* Directive:
Reproduce this listing in full.

* Stored items from a collection:

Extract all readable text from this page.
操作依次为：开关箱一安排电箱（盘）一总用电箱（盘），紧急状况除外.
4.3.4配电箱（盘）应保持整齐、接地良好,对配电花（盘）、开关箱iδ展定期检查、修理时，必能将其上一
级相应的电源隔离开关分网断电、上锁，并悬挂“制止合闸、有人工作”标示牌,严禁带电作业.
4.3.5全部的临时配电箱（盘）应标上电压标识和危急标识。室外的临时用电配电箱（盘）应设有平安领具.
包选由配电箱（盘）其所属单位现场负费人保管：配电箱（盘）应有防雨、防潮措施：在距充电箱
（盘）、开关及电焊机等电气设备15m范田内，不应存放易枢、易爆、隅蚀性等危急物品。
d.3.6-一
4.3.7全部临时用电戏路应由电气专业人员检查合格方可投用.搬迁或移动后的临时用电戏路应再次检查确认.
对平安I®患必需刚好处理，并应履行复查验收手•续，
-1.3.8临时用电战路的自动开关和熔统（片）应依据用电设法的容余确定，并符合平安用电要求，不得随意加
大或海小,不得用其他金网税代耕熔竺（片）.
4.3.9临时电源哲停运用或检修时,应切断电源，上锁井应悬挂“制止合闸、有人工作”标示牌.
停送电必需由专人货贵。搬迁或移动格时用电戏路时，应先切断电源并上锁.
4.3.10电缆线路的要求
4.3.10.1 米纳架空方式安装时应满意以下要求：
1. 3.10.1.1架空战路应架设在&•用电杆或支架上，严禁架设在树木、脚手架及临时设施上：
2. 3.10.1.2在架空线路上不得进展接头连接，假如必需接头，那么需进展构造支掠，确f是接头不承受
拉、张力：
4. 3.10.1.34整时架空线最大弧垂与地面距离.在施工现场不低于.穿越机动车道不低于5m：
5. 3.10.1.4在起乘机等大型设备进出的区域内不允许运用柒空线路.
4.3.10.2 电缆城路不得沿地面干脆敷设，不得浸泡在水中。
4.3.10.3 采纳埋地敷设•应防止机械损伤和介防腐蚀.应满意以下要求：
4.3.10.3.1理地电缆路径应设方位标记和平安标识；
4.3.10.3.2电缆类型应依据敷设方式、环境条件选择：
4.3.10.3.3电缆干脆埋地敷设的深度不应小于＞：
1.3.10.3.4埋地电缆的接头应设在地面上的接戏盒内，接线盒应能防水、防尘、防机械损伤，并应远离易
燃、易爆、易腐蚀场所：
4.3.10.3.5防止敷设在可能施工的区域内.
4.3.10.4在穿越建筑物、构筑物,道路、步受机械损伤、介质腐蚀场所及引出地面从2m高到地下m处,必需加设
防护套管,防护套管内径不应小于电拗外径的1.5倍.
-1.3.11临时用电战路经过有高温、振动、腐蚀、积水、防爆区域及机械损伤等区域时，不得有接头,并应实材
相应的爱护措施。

* Answer:
Extract all readable text from this page.
操作依次为：开关箱一安排电箱（盘）一总用电箱（盘），紧急状况除外.
4.3.4配电箱（盘）应保持整齐、接地良好,对配电花（盘）、开关箱iδ展定期检查、修理时，必能将其上一
级相应的电源隔离开关分网断电、上锁，并悬挂“制止合闸、有人工作”标示牌,严禁带电作业.
4.3.5全部的临时配电箱（盘）应标上电压标识和危急标识。室外的临时用电配电箱（盘）应设有平安领具.
包选由配电箱（盘）其所属单位现场负费人保管：配电箱（盘）应有防雨、防潮措施：在距充电箱
（盘）、开关及电焊机等电气设备15m范田内，不应存放易枢、易爆、隅蚀性等危急物品。
d.3.6-一
4.3.7全部临时用电戏路应由电气专业人员检查合格方可投用.搬迁或移动后的临时用电戏路应再次检查确认.
对平安I®患必需刚好处理，并应履行复查验收手•续，
-1.3.8临时用电战路的自动开关和熔统（片）应依据用电设法的容余确定，并符合平安用电要求，不得随意加
大或海小,不得用其他金网税代耕熔竺（片）.
4.3.9临时电源哲停运用或检修时,应切断电源，上锁井应悬挂“制止合闸、有人工作”标示牌.
停送电必需由专人货贵。搬迁或移动格时用电戏路时，应先切断电源并上锁.
4.3.10电缆线路的要求
4.3.10.1 米纳架空方式安装时应满意以下要求：
1. 3.10.1.1架空战路应架设在&•用电杆或支架上，严禁架设在树木、脚手架及临时设施上：
2. 3.10.1.2在架空线路上不得进展接头连接，假如必需接头，那么需进展构造支掠，确f是接头不承受
拉、张力：
4. 3.10.1.34整时架空线最大弧垂与地面距离.在施工现场不低于.穿越机动车道不低于5m：
5. 3.10.1.4在起乘机等大型设备进出的区域内不允许运用柒空线路.
4.3.10.2 电缆城路不得沿地面干脆敷设，不得浸泡在水中。
4.3.10.3 采纳埋地敷设•应防止机械损伤和介防腐蚀.应满意以下要求：
4.3.10.3.1理地电缆路径应设方位标记和平安标识；
4.3.10.3.2电缆类型应依据敷设方式、环境条件选择：
4.3.10.3.3电缆干脆埋地敷设的深度不应小于＞：
1.3.10.3.4埋地电缆的接头应设在地面上的接戏盒内，接线盒应能防水、防尘、防机械损伤，并应远离易
燃、易爆、易腐蚀场所：
4.3.10.3.5防止敷设在可能施工的区域内.
4.3.10.4在穿越建筑物、构筑物,道路、步受机械损伤、介质腐蚀场所及引出地面从2m高到地下m处,必需加设
防护套管,防护套管内径不应小于电拗外径的1.5倍.
-1.3.11临时用电战路经过有高温、振动、腐蚀、积水、防爆区域及机械损伤等区域时，不得有接头,并应实材
相应的爱护措施。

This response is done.